RECORDED DATA =
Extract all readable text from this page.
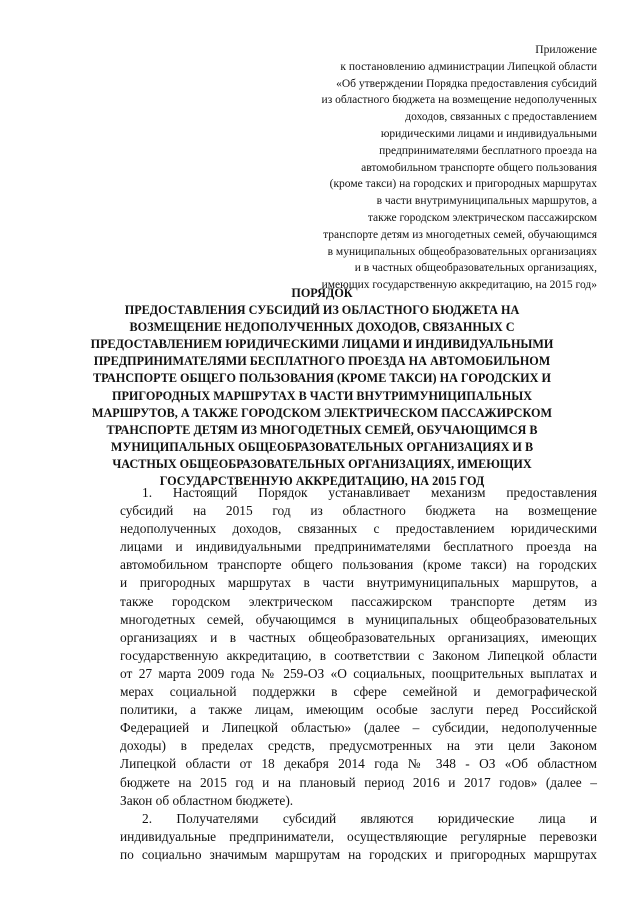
Приложение
к постановлению администрации Липецкой области
«Об утверждении Порядка предоставления субсидий
из областного бюджета на возмещение недополученных
доходов, связанных с предоставлением
юридическими лицами и индивидуальными
предпринимателями бесплатного проезда на
автомобильном транспорте общего пользования
(кроме такси) на городских и пригородных маршрутах
в части внутримуниципальных маршрутов, а
также городском электрическом пассажирском
транспорте детям из многодетных семей, обучающимся
в муниципальных общеобразовательных организациях
и в частных общеобразовательных организациях,
имеющих государственную аккредитацию, на 2015 год»
ПОРЯДОК
ПРЕДОСТАВЛЕНИЯ СУБСИДИЙ ИЗ ОБЛАСТНОГО БЮДЖЕТА НА
ВОЗМЕЩЕНИЕ НЕДОПОЛУЧЕННЫХ ДОХОДОВ, СВЯЗАННЫХ С
ПРЕДОСТАВЛЕНИЕМ ЮРИДИЧЕСКИМИ ЛИЦАМИ И ИНДИВИДУАЛЬНЫМИ
ПРЕДПРИНИМАТЕЛЯМИ БЕСПЛАТНОГО ПРОЕЗДА НА АВТОМОБИЛЬНОМ
ТРАНСПОРТЕ ОБЩЕГО ПОЛЬЗОВАНИЯ (КРОМЕ ТАКСИ) НА ГОРОДСКИХ И
ПРИГОРОДНЫХ МАРШРУТАХ В ЧАСТИ ВНУТРИМУНИЦИПАЛЬНЫХ
МАРШРУТОВ, А ТАКЖЕ ГОРОДСКОМ ЭЛЕКТРИЧЕСКОМ ПАССАЖИРСКОМ
ТРАНСПОРТЕ ДЕТЯМ ИЗ МНОГОДЕТНЫХ СЕМЕЙ, ОБУЧАЮЩИМСЯ В
МУНИЦИПАЛЬНЫХ ОБЩЕОБРАЗОВАТЕЛЬНЫХ ОРГАНИЗАЦИЯХ И В
ЧАСТНЫХ ОБЩЕОБРАЗОВАТЕЛЬНЫХ ОРГАНИЗАЦИЯХ, ИМЕЮЩИХ
ГОСУДАРСТВЕННУЮ АККРЕДИТАЦИЮ, НА 2015 ГОД
1. Настоящий Порядок устанавливает механизм предоставления
субсидий на 2015 год из областного бюджета на возмещение
недополученных доходов, связанных с предоставлением юридическими
лицами и индивидуальными предпринимателями бесплатного проезда на
автомобильном транспорте общего пользования (кроме такси) на городских
и пригородных маршрутах в части внутримуниципальных маршрутов, а
также городском электрическом пассажирском транспорте детям из
многодетных семей, обучающимся в муниципальных общеобразовательных
организациях и в частных общеобразовательных организациях, имеющих
государственную аккредитацию, в соответствии с Законом Липецкой области
от 27 марта 2009 года № 259-ОЗ «О социальных, поощрительных выплатах и
мерах социальной поддержки в сфере семейной и демографической
политики, а также лицам, имеющим особые заслуги перед Российской
Федерацией и Липецкой областью» (далее – субсидии, недополученные
доходы) в пределах средств, предусмотренных на эти цели Законом
Липецкой области от 18 декабря 2014 года № 348 - ОЗ «Об областном
бюджете на 2015 год и на плановый период 2016 и 2017 годов» (далее –
Закон об областном бюджете).
2. Получателями субсидий являются юридические лица и
индивидуальные предприниматели, осуществляющие регулярные перевозки
по социально значимым маршрутам на городских и пригородных маршрутах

STATED TASK = Copy the listing in full and without alteration, omitting every picture.

ANSWER TO THE PROBLEM =
Extract all readable text from this page.
Приложение
к постановлению администрации Липецкой области
«Об утверждении Порядка предоставления субсидий
из областного бюджета на возмещение недополученных
доходов, связанных с предоставлением
юридическими лицами и индивидуальными
предпринимателями бесплатного проезда на
автомобильном транспорте общего пользования
(кроме такси) на городских и пригородных маршрутах
в части внутримуниципальных маршрутов, а
также городском электрическом пассажирском
транспорте детям из многодетных семей, обучающимся
в муниципальных общеобразовательных организациях
и в частных общеобразовательных организациях,
имеющих государственную аккредитацию, на 2015 год»
ПОРЯДОК
ПРЕДОСТАВЛЕНИЯ СУБСИДИЙ ИЗ ОБЛАСТНОГО БЮДЖЕТА НА
ВОЗМЕЩЕНИЕ НЕДОПОЛУЧЕННЫХ ДОХОДОВ, СВЯЗАННЫХ С
ПРЕДОСТАВЛЕНИЕМ ЮРИДИЧЕСКИМИ ЛИЦАМИ И ИНДИВИДУАЛЬНЫМИ
ПРЕДПРИНИМАТЕЛЯМИ БЕСПЛАТНОГО ПРОЕЗДА НА АВТОМОБИЛЬНОМ
ТРАНСПОРТЕ ОБЩЕГО ПОЛЬЗОВАНИЯ (КРОМЕ ТАКСИ) НА ГОРОДСКИХ И
ПРИГОРОДНЫХ МАРШРУТАХ В ЧАСТИ ВНУТРИМУНИЦИПАЛЬНЫХ
МАРШРУТОВ, А ТАКЖЕ ГОРОДСКОМ ЭЛЕКТРИЧЕСКОМ ПАССАЖИРСКОМ
ТРАНСПОРТЕ ДЕТЯМ ИЗ МНОГОДЕТНЫХ СЕМЕЙ, ОБУЧАЮЩИМСЯ В
МУНИЦИПАЛЬНЫХ ОБЩЕОБРАЗОВАТЕЛЬНЫХ ОРГАНИЗАЦИЯХ И В
ЧАСТНЫХ ОБЩЕОБРАЗОВАТЕЛЬНЫХ ОРГАНИЗАЦИЯХ, ИМЕЮЩИХ
ГОСУДАРСТВЕННУЮ АККРЕДИТАЦИЮ, НА 2015 ГОД
1. Настоящий Порядок устанавливает механизм предоставления
субсидий на 2015 год из областного бюджета на возмещение
недополученных доходов, связанных с предоставлением юридическими
лицами и индивидуальными предпринимателями бесплатного проезда на
автомобильном транспорте общего пользования (кроме такси) на городских
и пригородных маршрутах в части внутримуниципальных маршрутов, а
также городском электрическом пассажирском транспорте детям из
многодетных семей, обучающимся в муниципальных общеобразовательных
организациях и в частных общеобразовательных организациях, имеющих
государственную аккредитацию, в соответствии с Законом Липецкой области
от 27 марта 2009 года № 259-ОЗ «О социальных, поощрительных выплатах и
мерах социальной поддержки в сфере семейной и демографической
политики, а также лицам, имеющим особые заслуги перед Российской
Федерацией и Липецкой областью» (далее – субсидии, недополученные
доходы) в пределах средств, предусмотренных на эти цели Законом
Липецкой области от 18 декабря 2014 года № 348 - ОЗ «Об областном
бюджете на 2015 год и на плановый период 2016 и 2017 годов» (далее –
Закон об областном бюджете).
2. Получателями субсидий являются юридические лица и
индивидуальные предприниматели, осуществляющие регулярные перевозки
по социально значимым маршрутам на городских и пригородных маршрутах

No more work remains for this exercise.